Given request 1:
According to the Docria page below, what command installs the Python version?
Given request 2:
For each statement, say whether it agrees with the Docria page below, and quote the words of the page that decide it. (a) Docria's binary serialization format is based on MessagePack. (b) In the token layer, the id field is an int64. (c) Docria offers in-memory object representations only in Python.
Given request 3:
Please list every item that the Docria page below names under "Docria provides:".
***** Reading text
Docria

Docria provides a hypergraph document model implementation with a focus on NLP (Natural Language Processing) applications.

Docria provides:

  • In-memory object representations in Python and Java

  • Binary serialization format based on MessagePack

  • File formats optimized for storing and accessing millions of documents locally and in a cluster context

Quickstart

To install the python version:

pip install docria

The first steps

from docria.model import Document, DataTypes as T
import regex as re

# Stupid tokenizer
tokenizer = re.compile(r"[a-zA-Z]+|[0-9]+|[^\s]")
starts_with_uppercase = re.compile(r"[A-Z].*")

doc = Document()

# Create a new text context called 'main' with the text 'This code was written in Lund, Sweden.'
doc.maintext = "This code was written in Lund, Sweden."
#               01234567890123456789012345678901234567
#               0         1         2         3
main_text = doc.maintext

# Create a new layer with fields: id, text and head.
#
# Fields:
#   id is an int32
#   uppercase is a boolean indicating if the token is uppercase
#   text is a textspan from context 'main'
#
tokens = doc.add_layer("token", id=T.int32(), uppercase=T.bool(), text=T.span())

# Adding nodes: Solution 1
i = 0
for m in tokenizer.finditer(str(main_text)):
    token_node = tokens.add(id=i, text=main_text[m.start():m.end()])

    # Check if it is uppercase
    token_node["uppercase"] = starts_with_uppercase.fullmatch(m[0]) is not None
    i += 1

# Reading nodes
for tok in tokens:
    print(tok["text"])

# Filtering, only uppercase tokens
for tok in tokens[tokens["uppercase"] == True]:
    print(tok["text"])
**********
***** Raw data
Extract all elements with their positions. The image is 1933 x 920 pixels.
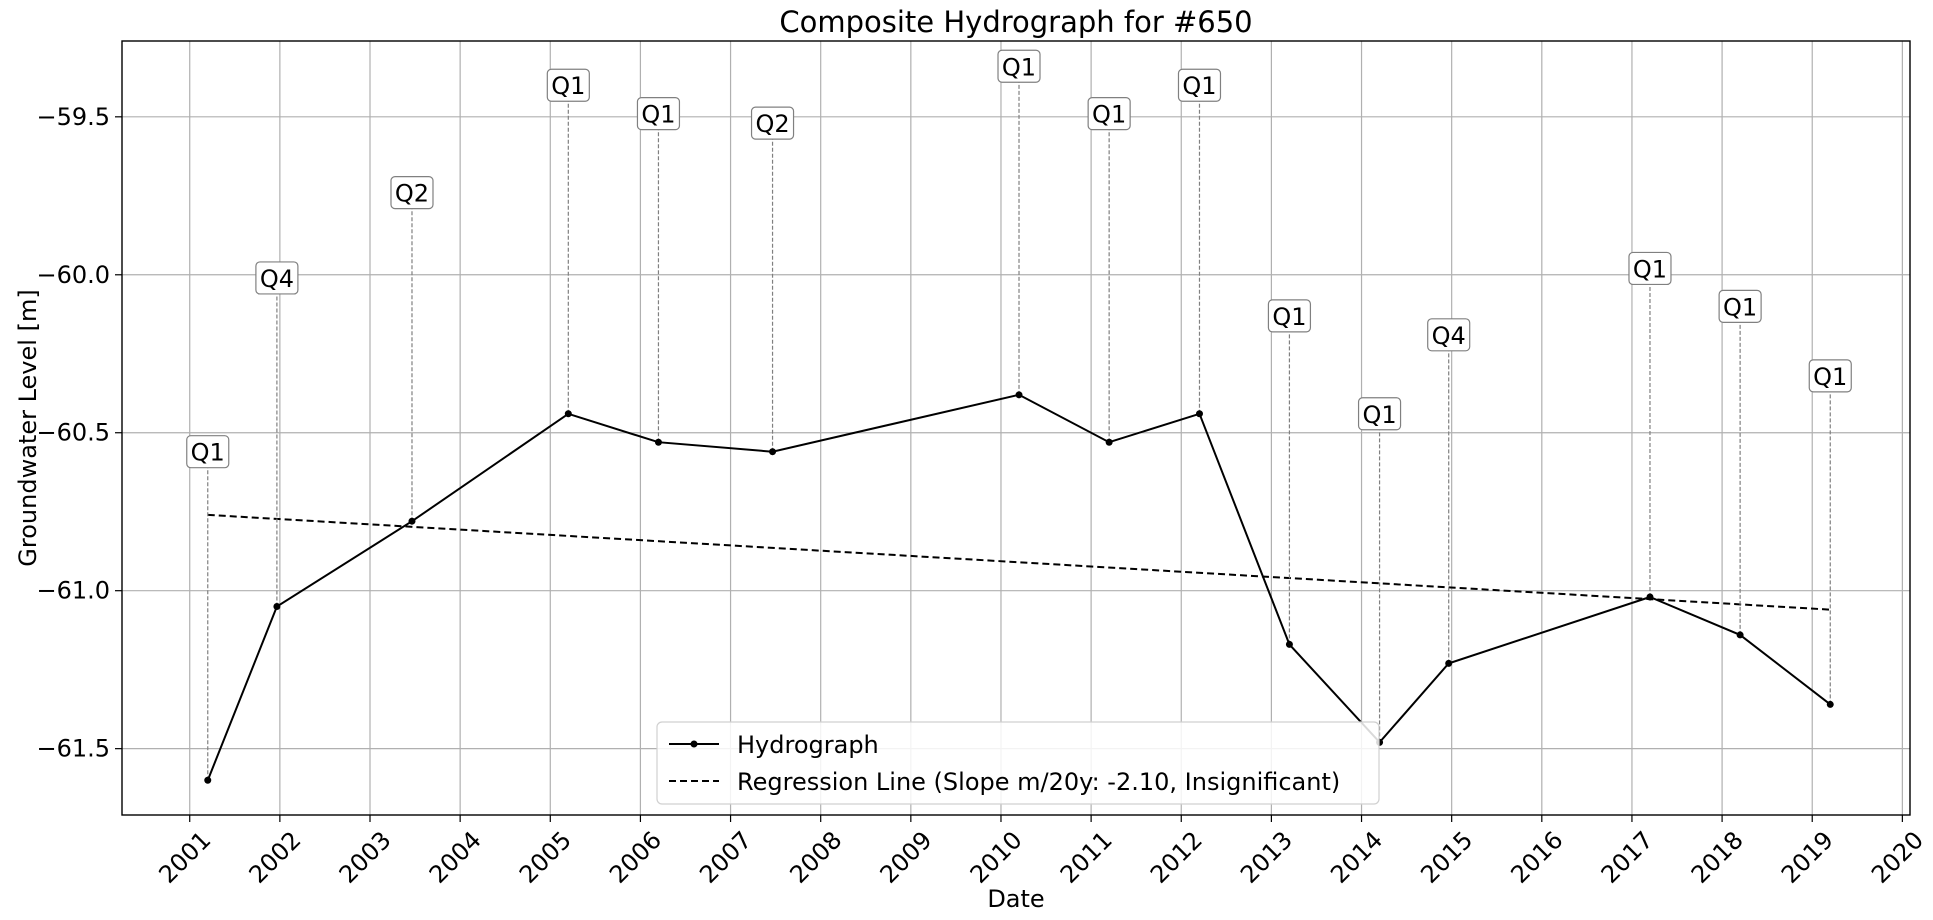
**********
Correct output 1:
pip install docria

Correct output 2:
(a) Yes: "Binary serialization format based on MessagePack"
(b) No: "id is an int32"
(c) No: "In-memory object representations in Python and Java"

Correct output 3:
- In-memory object representations in Python and Java
- Binary serialization format based on MessagePack
- File formats optimized for storing and accessing millions of documents locally and in a cluster context